> _Work to complete_: Copy out, exactly as written, only the line containing "Enumerate this screenshot's" and the lines after it through the end of the records.

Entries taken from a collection
***

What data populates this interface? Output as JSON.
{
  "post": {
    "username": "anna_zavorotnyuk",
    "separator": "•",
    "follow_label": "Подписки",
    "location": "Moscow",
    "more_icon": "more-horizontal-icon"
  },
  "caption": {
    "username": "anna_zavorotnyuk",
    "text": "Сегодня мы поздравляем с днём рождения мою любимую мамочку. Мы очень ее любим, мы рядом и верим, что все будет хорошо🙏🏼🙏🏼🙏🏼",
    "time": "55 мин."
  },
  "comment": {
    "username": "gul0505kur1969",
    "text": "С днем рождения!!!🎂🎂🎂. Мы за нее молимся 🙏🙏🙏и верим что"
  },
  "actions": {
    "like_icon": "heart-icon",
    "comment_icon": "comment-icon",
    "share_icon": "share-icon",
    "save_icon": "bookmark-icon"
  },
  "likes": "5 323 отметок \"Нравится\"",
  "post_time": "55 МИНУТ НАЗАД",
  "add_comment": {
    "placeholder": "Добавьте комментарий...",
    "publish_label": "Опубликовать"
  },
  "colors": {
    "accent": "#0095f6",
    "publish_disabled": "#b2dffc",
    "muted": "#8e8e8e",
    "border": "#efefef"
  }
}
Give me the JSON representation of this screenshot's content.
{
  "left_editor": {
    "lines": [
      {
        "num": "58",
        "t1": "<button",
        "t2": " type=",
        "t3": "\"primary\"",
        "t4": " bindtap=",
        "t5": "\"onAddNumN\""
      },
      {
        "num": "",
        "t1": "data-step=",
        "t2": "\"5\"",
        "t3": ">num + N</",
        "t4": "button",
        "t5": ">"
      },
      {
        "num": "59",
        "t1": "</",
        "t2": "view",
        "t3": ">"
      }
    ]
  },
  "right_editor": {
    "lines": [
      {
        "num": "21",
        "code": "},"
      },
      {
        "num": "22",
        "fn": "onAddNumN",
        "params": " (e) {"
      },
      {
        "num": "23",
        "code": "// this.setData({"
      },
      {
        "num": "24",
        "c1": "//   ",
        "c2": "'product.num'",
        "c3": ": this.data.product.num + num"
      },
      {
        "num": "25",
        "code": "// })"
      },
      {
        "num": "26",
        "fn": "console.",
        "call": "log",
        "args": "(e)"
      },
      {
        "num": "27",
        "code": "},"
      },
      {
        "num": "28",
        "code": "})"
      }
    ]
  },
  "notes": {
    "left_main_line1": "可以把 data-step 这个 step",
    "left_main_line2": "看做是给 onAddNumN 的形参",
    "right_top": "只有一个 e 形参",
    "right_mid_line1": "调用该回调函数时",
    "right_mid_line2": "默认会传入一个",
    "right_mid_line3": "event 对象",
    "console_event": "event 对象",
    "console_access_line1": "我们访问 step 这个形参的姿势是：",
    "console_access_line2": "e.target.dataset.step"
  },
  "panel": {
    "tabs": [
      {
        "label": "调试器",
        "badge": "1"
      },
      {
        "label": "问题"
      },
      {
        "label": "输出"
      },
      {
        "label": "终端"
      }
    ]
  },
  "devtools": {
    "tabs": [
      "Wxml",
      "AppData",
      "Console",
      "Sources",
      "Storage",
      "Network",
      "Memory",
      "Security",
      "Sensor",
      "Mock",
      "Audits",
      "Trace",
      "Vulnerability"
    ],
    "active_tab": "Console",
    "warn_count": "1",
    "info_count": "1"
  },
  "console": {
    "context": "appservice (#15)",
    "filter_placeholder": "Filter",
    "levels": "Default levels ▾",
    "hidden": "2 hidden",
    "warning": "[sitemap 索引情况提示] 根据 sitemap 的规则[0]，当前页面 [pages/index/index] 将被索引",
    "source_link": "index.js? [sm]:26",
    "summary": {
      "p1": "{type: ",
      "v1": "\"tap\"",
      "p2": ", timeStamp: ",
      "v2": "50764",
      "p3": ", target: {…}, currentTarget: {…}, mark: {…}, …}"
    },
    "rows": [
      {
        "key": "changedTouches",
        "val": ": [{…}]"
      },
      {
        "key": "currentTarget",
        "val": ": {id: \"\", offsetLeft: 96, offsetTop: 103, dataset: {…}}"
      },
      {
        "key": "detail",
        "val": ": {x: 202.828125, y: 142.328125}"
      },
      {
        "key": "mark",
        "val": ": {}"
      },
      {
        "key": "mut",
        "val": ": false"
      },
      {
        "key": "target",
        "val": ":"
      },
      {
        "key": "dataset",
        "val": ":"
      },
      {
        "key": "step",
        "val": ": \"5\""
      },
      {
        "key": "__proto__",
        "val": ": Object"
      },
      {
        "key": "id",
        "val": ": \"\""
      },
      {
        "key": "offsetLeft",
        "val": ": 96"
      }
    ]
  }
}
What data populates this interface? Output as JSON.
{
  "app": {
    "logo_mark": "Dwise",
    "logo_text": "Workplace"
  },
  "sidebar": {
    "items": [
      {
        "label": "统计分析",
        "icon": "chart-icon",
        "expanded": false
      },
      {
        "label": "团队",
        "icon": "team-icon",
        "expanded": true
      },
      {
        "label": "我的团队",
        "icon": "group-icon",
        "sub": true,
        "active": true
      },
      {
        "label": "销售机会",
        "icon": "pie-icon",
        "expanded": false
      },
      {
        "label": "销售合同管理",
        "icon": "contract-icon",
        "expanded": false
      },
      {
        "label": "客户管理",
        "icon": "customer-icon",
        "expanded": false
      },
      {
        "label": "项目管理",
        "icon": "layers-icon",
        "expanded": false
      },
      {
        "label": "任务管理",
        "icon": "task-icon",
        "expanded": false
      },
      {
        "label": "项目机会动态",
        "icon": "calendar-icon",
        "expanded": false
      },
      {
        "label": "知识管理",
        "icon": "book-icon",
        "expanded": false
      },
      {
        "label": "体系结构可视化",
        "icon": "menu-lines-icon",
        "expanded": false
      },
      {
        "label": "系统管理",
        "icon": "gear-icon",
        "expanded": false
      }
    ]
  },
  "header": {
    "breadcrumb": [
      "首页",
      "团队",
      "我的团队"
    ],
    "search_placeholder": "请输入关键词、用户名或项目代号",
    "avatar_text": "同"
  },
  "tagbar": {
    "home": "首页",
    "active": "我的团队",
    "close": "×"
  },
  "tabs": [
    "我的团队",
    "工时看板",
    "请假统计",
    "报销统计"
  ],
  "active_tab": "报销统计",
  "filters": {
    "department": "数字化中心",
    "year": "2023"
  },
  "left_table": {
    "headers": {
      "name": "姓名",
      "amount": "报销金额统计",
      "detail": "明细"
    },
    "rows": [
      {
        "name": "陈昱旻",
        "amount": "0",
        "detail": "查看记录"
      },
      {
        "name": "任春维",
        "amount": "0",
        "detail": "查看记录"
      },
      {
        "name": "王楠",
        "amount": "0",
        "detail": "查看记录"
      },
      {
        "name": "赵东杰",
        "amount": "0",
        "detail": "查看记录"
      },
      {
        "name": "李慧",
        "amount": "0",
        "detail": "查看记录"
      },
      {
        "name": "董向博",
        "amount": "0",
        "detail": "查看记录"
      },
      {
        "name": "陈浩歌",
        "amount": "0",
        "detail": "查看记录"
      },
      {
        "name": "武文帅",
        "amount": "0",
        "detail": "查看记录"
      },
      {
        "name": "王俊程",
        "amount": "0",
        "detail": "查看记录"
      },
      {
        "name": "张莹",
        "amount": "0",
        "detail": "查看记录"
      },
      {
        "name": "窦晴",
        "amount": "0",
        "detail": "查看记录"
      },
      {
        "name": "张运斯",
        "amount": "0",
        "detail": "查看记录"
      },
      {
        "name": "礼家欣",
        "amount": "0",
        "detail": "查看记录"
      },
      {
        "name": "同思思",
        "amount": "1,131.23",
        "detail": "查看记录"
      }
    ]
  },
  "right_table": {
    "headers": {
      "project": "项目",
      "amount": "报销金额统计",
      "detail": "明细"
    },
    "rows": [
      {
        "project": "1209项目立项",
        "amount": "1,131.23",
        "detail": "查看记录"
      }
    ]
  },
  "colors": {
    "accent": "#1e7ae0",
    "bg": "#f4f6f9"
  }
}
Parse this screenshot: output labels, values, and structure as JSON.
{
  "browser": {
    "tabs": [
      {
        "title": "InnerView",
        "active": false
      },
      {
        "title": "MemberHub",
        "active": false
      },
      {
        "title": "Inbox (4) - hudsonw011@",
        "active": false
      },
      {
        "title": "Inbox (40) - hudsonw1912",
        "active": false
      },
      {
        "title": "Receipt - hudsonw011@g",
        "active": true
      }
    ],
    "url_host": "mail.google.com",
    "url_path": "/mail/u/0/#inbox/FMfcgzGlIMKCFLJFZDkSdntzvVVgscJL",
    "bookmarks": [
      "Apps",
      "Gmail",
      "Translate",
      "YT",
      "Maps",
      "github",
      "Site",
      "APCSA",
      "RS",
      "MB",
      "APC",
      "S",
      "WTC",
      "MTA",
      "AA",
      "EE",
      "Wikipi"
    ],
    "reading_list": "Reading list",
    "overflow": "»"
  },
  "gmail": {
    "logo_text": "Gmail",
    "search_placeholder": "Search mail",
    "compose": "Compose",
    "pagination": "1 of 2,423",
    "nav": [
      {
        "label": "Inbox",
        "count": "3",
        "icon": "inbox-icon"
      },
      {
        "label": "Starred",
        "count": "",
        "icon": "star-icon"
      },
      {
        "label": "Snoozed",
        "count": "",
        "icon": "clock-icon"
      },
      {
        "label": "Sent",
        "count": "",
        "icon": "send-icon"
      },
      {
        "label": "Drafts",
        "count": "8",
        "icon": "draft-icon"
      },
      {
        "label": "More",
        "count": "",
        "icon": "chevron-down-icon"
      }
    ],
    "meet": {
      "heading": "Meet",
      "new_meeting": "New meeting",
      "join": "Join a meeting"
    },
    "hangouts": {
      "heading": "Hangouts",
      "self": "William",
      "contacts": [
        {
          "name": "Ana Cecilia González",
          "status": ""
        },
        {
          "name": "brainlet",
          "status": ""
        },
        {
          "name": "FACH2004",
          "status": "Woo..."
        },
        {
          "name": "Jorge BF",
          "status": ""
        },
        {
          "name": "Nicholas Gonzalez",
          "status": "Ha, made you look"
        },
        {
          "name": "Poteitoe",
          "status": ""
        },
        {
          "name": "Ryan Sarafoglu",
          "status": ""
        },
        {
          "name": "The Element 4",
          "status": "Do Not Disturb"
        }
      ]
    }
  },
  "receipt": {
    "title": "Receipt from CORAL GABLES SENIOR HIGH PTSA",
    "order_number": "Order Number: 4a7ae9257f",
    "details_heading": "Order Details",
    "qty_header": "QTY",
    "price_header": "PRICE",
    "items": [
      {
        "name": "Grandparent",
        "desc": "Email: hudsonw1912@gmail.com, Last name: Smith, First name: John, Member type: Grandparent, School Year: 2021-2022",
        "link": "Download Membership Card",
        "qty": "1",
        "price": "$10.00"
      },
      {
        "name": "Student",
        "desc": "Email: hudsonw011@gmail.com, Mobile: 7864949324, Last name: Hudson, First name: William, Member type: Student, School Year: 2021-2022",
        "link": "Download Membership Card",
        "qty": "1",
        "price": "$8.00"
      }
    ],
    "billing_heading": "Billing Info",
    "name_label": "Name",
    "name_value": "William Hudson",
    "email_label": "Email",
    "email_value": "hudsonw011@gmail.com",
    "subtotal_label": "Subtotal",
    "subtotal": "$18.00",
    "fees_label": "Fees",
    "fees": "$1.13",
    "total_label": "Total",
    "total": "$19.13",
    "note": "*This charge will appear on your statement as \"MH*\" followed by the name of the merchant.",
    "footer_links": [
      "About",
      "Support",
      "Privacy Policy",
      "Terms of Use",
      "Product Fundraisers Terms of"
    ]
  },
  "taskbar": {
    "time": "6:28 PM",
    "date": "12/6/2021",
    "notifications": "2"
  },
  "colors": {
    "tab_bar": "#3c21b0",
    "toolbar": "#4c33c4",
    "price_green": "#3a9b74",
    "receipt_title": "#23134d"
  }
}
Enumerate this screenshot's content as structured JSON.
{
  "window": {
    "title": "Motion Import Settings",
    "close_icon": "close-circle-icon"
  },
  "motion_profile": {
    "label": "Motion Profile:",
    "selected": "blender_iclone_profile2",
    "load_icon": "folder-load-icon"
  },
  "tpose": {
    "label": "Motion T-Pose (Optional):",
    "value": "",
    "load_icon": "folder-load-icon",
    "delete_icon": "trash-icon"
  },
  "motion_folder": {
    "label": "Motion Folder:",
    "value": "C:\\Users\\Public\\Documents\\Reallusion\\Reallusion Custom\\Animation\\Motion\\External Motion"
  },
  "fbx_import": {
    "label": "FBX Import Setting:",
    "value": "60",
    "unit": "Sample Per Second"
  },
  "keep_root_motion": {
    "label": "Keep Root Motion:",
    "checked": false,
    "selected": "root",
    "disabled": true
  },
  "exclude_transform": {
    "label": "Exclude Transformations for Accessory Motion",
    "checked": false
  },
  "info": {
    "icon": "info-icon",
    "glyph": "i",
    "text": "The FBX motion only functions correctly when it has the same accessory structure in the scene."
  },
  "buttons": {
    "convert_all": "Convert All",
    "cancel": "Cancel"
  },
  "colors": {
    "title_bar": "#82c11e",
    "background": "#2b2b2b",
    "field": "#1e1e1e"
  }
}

***

> _Answer_:
Enumerate this screenshot's content as structured JSON.
{
  "window": {
    "title": "Motion Import Settings",
    "close_icon": "close-circle-icon"
  },
  "motion_profile": {
    "label": "Motion Profile:",
    "selected": "blender_iclone_profile2",
    "load_icon": "folder-load-icon"
  },
  "tpose": {
    "label": "Motion T-Pose (Optional):",
    "value": "",
    "load_icon": "folder-load-icon",
    "delete_icon": "trash-icon"
  },
  "motion_folder": {
    "label": "Motion Folder:",
    "value": "C:\\Users\\Public\\Documents\\Reallusion\\Reallusion Custom\\Animation\\Motion\\External Motion"
  },
  "fbx_import": {
    "label": "FBX Import Setting:",
    "value": "60",
    "unit": "Sample Per Second"
  },
  "keep_root_motion": {
    "label": "Keep Root Motion:",
    "checked": false,
    "selected": "root",
    "disabled": true
  },
  "exclude_transform": {
    "label": "Exclude Transformations for Accessory Motion",
    "checked": false
  },
  "info": {
    "icon": "info-icon",
    "glyph": "i",
    "text": "The FBX motion only functions correctly when it has the same accessory structure in the scene."
  },
  "buttons": {
    "convert_all": "Convert All",
    "cancel": "Cancel"
  },
  "colors": {
    "title_bar": "#82c11e",
    "background": "#2b2b2b",
    "field": "#1e1e1e"
  }
}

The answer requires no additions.